* The task
Leave out the pictures and repeat the rest of the material exactly.

BEGIN Records for this task

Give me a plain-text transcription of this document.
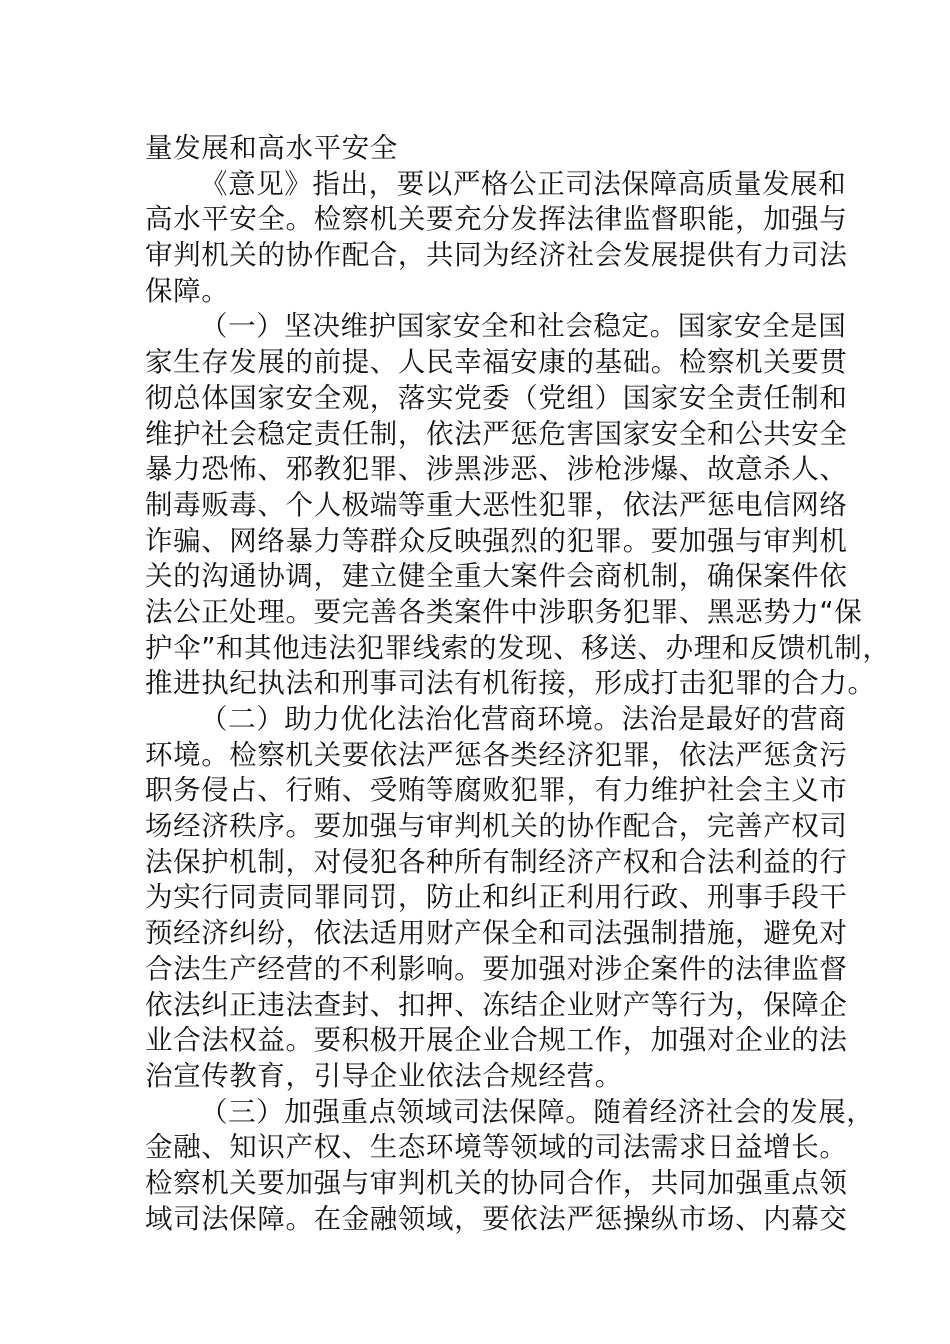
量发展和高水平安全
《意见》指出，要以严格公正司法保障高质量发展和
高水平安全。检察机关要充分发挥法律监督职能，加强与
审判机关的协作配合，共同为经济社会发展提供有力司法
保障。
（一）坚决维护国家安全和社会稳定。国家安全是国
家生存发展的前提、人民幸福安康的基础。检察机关要贯
彻总体国家安全观，落实党委（党组）国家安全责任制和
维护社会稳定责任制，依法严惩危害国家安全和公共安全
暴力恐怖、邪教犯罪、涉黑涉恶、涉枪涉爆、故意杀人、
制毒贩毒、个人极端等重大恶性犯罪，依法严惩电信网络
诈骗、网络暴力等群众反映强烈的犯罪。要加强与审判机
关的沟通协调，建立健全重大案件会商机制，确保案件依
法公正处理。要完善各类案件中涉职务犯罪、黑恶势力“保
护伞”和其他违法犯罪线索的发现、移送、办理和反馈机制，
推进执纪执法和刑事司法有机衔接，形成打击犯罪的合力。
（二）助力优化法治化营商环境。法治是最好的营商
环境。检察机关要依法严惩各类经济犯罪，依法严惩贪污
职务侵占、行贿、受贿等腐败犯罪，有力维护社会主义市
场经济秩序。要加强与审判机关的协作配合，完善产权司
法保护机制，对侵犯各种所有制经济产权和合法利益的行
为实行同责同罪同罚，防止和纠正利用行政、刑事手段干
预经济纠纷，依法适用财产保全和司法强制措施，避免对
合法生产经营的不利影响。要加强对涉企案件的法律监督
依法纠正违法查封、扣押、冻结企业财产等行为，保障企
业合法权益。要积极开展企业合规工作，加强对企业的法
治宣传教育，引导企业依法合规经营。
（三）加强重点领域司法保障。随着经济社会的发展，
金融、知识产权、生态环境等领域的司法需求日益增长。
检察机关要加强与审判机关的协同合作，共同加强重点领
域司法保障。在金融领域，要依法严惩操纵市场、内幕交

END Records for this task

* Result of this task
Give me a plain-text transcription of this document.
量发展和高水平安全
《意见》指出，要以严格公正司法保障高质量发展和
高水平安全。检察机关要充分发挥法律监督职能，加强与
审判机关的协作配合，共同为经济社会发展提供有力司法
保障。
（一）坚决维护国家安全和社会稳定。国家安全是国
家生存发展的前提、人民幸福安康的基础。检察机关要贯
彻总体国家安全观，落实党委（党组）国家安全责任制和
维护社会稳定责任制，依法严惩危害国家安全和公共安全
暴力恐怖、邪教犯罪、涉黑涉恶、涉枪涉爆、故意杀人、
制毒贩毒、个人极端等重大恶性犯罪，依法严惩电信网络
诈骗、网络暴力等群众反映强烈的犯罪。要加强与审判机
关的沟通协调，建立健全重大案件会商机制，确保案件依
法公正处理。要完善各类案件中涉职务犯罪、黑恶势力“保
护伞”和其他违法犯罪线索的发现、移送、办理和反馈机制，
推进执纪执法和刑事司法有机衔接，形成打击犯罪的合力。
（二）助力优化法治化营商环境。法治是最好的营商
环境。检察机关要依法严惩各类经济犯罪，依法严惩贪污
职务侵占、行贿、受贿等腐败犯罪，有力维护社会主义市
场经济秩序。要加强与审判机关的协作配合，完善产权司
法保护机制，对侵犯各种所有制经济产权和合法利益的行
为实行同责同罪同罚，防止和纠正利用行政、刑事手段干
预经济纠纷，依法适用财产保全和司法强制措施，避免对
合法生产经营的不利影响。要加强对涉企案件的法律监督
依法纠正违法查封、扣押、冻结企业财产等行为，保障企
业合法权益。要积极开展企业合规工作，加强对企业的法
治宣传教育，引导企业依法合规经营。
（三）加强重点领域司法保障。随着经济社会的发展，
金融、知识产权、生态环境等领域的司法需求日益增长。
检察机关要加强与审判机关的协同合作，共同加强重点领
域司法保障。在金融领域，要依法严惩操纵市场、内幕交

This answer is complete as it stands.